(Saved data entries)

+-------+

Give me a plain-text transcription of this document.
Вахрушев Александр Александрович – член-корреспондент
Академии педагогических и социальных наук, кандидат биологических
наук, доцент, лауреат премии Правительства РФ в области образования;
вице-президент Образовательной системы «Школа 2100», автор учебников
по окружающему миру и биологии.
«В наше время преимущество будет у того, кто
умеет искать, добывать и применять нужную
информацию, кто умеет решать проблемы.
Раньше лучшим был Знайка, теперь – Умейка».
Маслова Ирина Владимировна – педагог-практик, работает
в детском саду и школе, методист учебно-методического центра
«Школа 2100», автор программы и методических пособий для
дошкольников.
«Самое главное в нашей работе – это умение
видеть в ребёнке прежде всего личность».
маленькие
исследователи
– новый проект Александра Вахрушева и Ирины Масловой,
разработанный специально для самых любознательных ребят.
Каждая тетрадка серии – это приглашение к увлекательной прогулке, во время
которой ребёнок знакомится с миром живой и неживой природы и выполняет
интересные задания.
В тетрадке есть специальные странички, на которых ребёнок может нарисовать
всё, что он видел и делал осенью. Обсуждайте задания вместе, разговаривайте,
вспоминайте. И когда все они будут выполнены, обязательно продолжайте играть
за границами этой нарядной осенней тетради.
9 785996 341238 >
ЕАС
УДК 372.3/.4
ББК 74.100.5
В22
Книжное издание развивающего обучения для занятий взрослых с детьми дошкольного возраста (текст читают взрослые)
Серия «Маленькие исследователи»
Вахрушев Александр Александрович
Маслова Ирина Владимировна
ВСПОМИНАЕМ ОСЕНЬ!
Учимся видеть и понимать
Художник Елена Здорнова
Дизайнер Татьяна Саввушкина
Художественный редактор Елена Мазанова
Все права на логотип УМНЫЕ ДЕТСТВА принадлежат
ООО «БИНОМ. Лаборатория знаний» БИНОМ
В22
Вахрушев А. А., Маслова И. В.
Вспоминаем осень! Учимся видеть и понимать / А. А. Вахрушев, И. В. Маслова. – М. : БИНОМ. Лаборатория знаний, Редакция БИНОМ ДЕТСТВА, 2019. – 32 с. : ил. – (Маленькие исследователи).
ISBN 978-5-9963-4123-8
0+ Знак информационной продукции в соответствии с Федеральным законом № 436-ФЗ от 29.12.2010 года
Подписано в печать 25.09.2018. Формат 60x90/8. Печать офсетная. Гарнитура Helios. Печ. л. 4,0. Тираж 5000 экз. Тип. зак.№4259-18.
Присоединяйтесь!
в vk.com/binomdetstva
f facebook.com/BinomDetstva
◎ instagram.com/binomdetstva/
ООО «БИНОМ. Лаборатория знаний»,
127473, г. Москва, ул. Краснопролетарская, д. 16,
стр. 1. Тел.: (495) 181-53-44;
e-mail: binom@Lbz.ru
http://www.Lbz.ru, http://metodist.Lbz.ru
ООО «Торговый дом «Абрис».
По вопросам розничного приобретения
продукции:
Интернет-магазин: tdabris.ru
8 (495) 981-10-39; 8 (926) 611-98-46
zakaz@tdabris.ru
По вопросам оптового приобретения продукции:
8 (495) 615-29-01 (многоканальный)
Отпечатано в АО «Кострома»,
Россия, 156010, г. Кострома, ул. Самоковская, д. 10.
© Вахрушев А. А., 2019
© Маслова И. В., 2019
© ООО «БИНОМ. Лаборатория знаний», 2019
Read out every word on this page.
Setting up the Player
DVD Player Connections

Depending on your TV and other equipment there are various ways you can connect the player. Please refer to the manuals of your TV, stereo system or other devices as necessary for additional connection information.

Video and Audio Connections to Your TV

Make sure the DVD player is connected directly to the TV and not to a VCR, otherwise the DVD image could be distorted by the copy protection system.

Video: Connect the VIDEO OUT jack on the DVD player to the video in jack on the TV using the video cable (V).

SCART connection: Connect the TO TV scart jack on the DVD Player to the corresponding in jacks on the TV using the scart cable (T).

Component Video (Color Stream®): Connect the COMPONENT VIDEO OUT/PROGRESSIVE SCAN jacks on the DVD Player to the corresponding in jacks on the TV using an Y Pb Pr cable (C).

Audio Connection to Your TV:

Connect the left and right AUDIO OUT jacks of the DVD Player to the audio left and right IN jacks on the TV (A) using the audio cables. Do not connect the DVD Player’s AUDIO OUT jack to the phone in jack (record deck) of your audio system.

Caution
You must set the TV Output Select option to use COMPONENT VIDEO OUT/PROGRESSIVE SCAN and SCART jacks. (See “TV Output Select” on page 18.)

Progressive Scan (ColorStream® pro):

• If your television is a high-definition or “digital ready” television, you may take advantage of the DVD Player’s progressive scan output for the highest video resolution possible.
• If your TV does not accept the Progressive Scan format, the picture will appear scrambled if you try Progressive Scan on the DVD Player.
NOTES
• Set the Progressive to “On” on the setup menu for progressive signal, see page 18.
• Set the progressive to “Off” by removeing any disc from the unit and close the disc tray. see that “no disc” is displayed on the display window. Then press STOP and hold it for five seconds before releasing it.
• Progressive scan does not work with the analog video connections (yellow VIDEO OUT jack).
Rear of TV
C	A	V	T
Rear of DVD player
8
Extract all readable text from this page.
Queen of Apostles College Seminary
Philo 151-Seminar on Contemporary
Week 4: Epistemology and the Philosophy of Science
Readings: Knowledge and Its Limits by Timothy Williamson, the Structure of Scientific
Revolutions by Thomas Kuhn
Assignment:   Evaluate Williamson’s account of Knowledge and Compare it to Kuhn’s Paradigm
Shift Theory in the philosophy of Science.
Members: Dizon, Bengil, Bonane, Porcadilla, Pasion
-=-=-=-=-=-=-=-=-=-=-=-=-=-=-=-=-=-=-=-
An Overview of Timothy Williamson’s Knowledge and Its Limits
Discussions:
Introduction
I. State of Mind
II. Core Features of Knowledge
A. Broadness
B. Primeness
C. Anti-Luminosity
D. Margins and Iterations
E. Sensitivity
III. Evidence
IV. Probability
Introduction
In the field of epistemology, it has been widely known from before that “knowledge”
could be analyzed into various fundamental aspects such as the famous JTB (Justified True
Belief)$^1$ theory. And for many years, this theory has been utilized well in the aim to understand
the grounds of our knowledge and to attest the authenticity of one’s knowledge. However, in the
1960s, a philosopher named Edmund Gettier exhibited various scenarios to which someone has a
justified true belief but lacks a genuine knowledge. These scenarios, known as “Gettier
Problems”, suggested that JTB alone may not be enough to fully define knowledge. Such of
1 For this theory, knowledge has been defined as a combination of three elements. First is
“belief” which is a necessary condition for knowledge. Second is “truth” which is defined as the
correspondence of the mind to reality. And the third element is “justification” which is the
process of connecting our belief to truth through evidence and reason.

+-------+

The problem.
Give back the whole listing, word for word.

Exercise response.
Give me a plain-text transcription of this document.
Вахрушев Александр Александрович – член-корреспондент
Академии педагогических и социальных наук, кандидат биологических
наук, доцент, лауреат премии Правительства РФ в области образования;
вице-президент Образовательной системы «Школа 2100», автор учебников
по окружающему миру и биологии.
«В наше время преимущество будет у того, кто
умеет искать, добывать и применять нужную
информацию, кто умеет решать проблемы.
Раньше лучшим был Знайка, теперь – Умейка».
Маслова Ирина Владимировна – педагог-практик, работает
в детском саду и школе, методист учебно-методического центра
«Школа 2100», автор программы и методических пособий для
дошкольников.
«Самое главное в нашей работе – это умение
видеть в ребёнке прежде всего личность».
маленькие
исследователи
– новый проект Александра Вахрушева и Ирины Масловой,
разработанный специально для самых любознательных ребят.
Каждая тетрадка серии – это приглашение к увлекательной прогулке, во время
которой ребёнок знакомится с миром живой и неживой природы и выполняет
интересные задания.
В тетрадке есть специальные странички, на которых ребёнок может нарисовать
всё, что он видел и делал осенью. Обсуждайте задания вместе, разговаривайте,
вспоминайте. И когда все они будут выполнены, обязательно продолжайте играть
за границами этой нарядной осенней тетради.
9 785996 341238 >
ЕАС
УДК 372.3/.4
ББК 74.100.5
В22
Книжное издание развивающего обучения для занятий взрослых с детьми дошкольного возраста (текст читают взрослые)
Серия «Маленькие исследователи»
Вахрушев Александр Александрович
Маслова Ирина Владимировна
ВСПОМИНАЕМ ОСЕНЬ!
Учимся видеть и понимать
Художник Елена Здорнова
Дизайнер Татьяна Саввушкина
Художественный редактор Елена Мазанова
Все права на логотип УМНЫЕ ДЕТСТВА принадлежат
ООО «БИНОМ. Лаборатория знаний» БИНОМ
В22
Вахрушев А. А., Маслова И. В.
Вспоминаем осень! Учимся видеть и понимать / А. А. Вахрушев, И. В. Маслова. – М. : БИНОМ. Лаборатория знаний, Редакция БИНОМ ДЕТСТВА, 2019. – 32 с. : ил. – (Маленькие исследователи).
ISBN 978-5-9963-4123-8
0+ Знак информационной продукции в соответствии с Федеральным законом № 436-ФЗ от 29.12.2010 года
Подписано в печать 25.09.2018. Формат 60x90/8. Печать офсетная. Гарнитура Helios. Печ. л. 4,0. Тираж 5000 экз. Тип. зак.№4259-18.
Присоединяйтесь!
в vk.com/binomdetstva
f facebook.com/BinomDetstva
◎ instagram.com/binomdetstva/
ООО «БИНОМ. Лаборатория знаний»,
127473, г. Москва, ул. Краснопролетарская, д. 16,
стр. 1. Тел.: (495) 181-53-44;
e-mail: binom@Lbz.ru
http://www.Lbz.ru, http://metodist.Lbz.ru
ООО «Торговый дом «Абрис».
По вопросам розничного приобретения
продукции:
Интернет-магазин: tdabris.ru
8 (495) 981-10-39; 8 (926) 611-98-46
zakaz@tdabris.ru
По вопросам оптового приобретения продукции:
8 (495) 615-29-01 (многоканальный)
Отпечатано в АО «Кострома»,
Россия, 156010, г. Кострома, ул. Самоковская, д. 10.
© Вахрушев А. А., 2019
© Маслова И. В., 2019
© ООО «БИНОМ. Лаборатория знаний», 2019
Read out every word on this page.
Setting up the Player
DVD Player Connections

Depending on your TV and other equipment there are various ways you can connect the player. Please refer to the manuals of your TV, stereo system or other devices as necessary for additional connection information.

Video and Audio Connections to Your TV

Make sure the DVD player is connected directly to the TV and not to a VCR, otherwise the DVD image could be distorted by the copy protection system.

Video: Connect the VIDEO OUT jack on the DVD player to the video in jack on the TV using the video cable (V).

SCART connection: Connect the TO TV scart jack on the DVD Player to the corresponding in jacks on the TV using the scart cable (T).

Component Video (Color Stream®): Connect the COMPONENT VIDEO OUT/PROGRESSIVE SCAN jacks on the DVD Player to the corresponding in jacks on the TV using an Y Pb Pr cable (C).

Audio Connection to Your TV:

Connect the left and right AUDIO OUT jacks of the DVD Player to the audio left and right IN jacks on the TV (A) using the audio cables. Do not connect the DVD Player’s AUDIO OUT jack to the phone in jack (record deck) of your audio system.

Caution
You must set the TV Output Select option to use COMPONENT VIDEO OUT/PROGRESSIVE SCAN and SCART jacks. (See “TV Output Select” on page 18.)

Progressive Scan (ColorStream® pro):

• If your television is a high-definition or “digital ready” television, you may take advantage of the DVD Player’s progressive scan output for the highest video resolution possible.
• If your TV does not accept the Progressive Scan format, the picture will appear scrambled if you try Progressive Scan on the DVD Player.
NOTES
• Set the Progressive to “On” on the setup menu for progressive signal, see page 18.
• Set the progressive to “Off” by removeing any disc from the unit and close the disc tray. see that “no disc” is displayed on the display window. Then press STOP and hold it for five seconds before releasing it.
• Progressive scan does not work with the analog video connections (yellow VIDEO OUT jack).
Rear of TV
C	A	V	T
Rear of DVD player
8
Extract all readable text from this page.
Queen of Apostles College Seminary
Philo 151-Seminar on Contemporary
Week 4: Epistemology and the Philosophy of Science
Readings: Knowledge and Its Limits by Timothy Williamson, the Structure of Scientific
Revolutions by Thomas Kuhn
Assignment:   Evaluate Williamson’s account of Knowledge and Compare it to Kuhn’s Paradigm
Shift Theory in the philosophy of Science.
Members: Dizon, Bengil, Bonane, Porcadilla, Pasion
-=-=-=-=-=-=-=-=-=-=-=-=-=-=-=-=-=-=-=-
An Overview of Timothy Williamson’s Knowledge and Its Limits
Discussions:
Introduction
I. State of Mind
II. Core Features of Knowledge
A. Broadness
B. Primeness
C. Anti-Luminosity
D. Margins and Iterations
E. Sensitivity
III. Evidence
IV. Probability
Introduction
In the field of epistemology, it has been widely known from before that “knowledge”
could be analyzed into various fundamental aspects such as the famous JTB (Justified True
Belief)$^1$ theory. And for many years, this theory has been utilized well in the aim to understand
the grounds of our knowledge and to attest the authenticity of one’s knowledge. However, in the
1960s, a philosopher named Edmund Gettier exhibited various scenarios to which someone has a
justified true belief but lacks a genuine knowledge. These scenarios, known as “Gettier
Problems”, suggested that JTB alone may not be enough to fully define knowledge. Such of
1 For this theory, knowledge has been defined as a combination of three elements. First is
“belief” which is a necessary condition for knowledge. Second is “truth” which is defined as the
correspondence of the mind to reality. And the third element is “justification” which is the
process of connecting our belief to truth through evidence and reason.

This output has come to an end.